Problem requirements: Output all of the records exactly as written.
══ Provided entries ══
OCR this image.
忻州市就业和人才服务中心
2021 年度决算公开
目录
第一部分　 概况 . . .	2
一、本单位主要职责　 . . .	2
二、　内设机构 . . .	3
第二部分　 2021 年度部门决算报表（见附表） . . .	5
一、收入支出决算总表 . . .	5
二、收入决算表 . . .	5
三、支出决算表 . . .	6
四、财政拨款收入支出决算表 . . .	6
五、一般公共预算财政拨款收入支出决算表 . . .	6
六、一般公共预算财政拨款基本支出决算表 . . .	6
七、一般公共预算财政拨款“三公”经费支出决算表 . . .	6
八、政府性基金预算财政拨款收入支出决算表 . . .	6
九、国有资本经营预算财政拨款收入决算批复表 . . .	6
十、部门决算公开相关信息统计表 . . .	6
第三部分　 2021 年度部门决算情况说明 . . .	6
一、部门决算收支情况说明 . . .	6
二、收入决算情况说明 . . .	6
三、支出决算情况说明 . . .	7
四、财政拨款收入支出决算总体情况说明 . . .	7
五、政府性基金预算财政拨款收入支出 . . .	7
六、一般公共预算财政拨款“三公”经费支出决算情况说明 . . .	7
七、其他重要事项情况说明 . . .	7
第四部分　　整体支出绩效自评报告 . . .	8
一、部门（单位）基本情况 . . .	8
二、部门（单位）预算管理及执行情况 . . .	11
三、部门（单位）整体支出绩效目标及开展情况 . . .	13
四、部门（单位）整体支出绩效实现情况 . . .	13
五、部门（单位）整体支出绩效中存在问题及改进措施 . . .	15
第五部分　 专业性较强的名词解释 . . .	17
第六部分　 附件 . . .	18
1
═══
Task output:
OCR this image.
忻州市就业和人才服务中心
2021 年度决算公开
目录
第一部分　 概况 . . .	2
一、本单位主要职责　 . . .	2
二、　内设机构 . . .	3
第二部分　 2021 年度部门决算报表（见附表） . . .	5
一、收入支出决算总表 . . .	5
二、收入决算表 . . .	5
三、支出决算表 . . .	6
四、财政拨款收入支出决算表 . . .	6
五、一般公共预算财政拨款收入支出决算表 . . .	6
六、一般公共预算财政拨款基本支出决算表 . . .	6
七、一般公共预算财政拨款“三公”经费支出决算表 . . .	6
八、政府性基金预算财政拨款收入支出决算表 . . .	6
九、国有资本经营预算财政拨款收入决算批复表 . . .	6
十、部门决算公开相关信息统计表 . . .	6
第三部分　 2021 年度部门决算情况说明 . . .	6
一、部门决算收支情况说明 . . .	6
二、收入决算情况说明 . . .	6
三、支出决算情况说明 . . .	7
四、财政拨款收入支出决算总体情况说明 . . .	7
五、政府性基金预算财政拨款收入支出 . . .	7
六、一般公共预算财政拨款“三公”经费支出决算情况说明 . . .	7
七、其他重要事项情况说明 . . .	7
第四部分　　整体支出绩效自评报告 . . .	8
一、部门（单位）基本情况 . . .	8
二、部门（单位）预算管理及执行情况 . . .	11
三、部门（单位）整体支出绩效目标及开展情况 . . .	13
四、部门（单位）整体支出绩效实现情况 . . .	13
五、部门（单位）整体支出绩效中存在问题及改进措施 . . .	15
第五部分　 专业性较强的名词解释 . . .	17
第六部分　 附件 . . .	18
1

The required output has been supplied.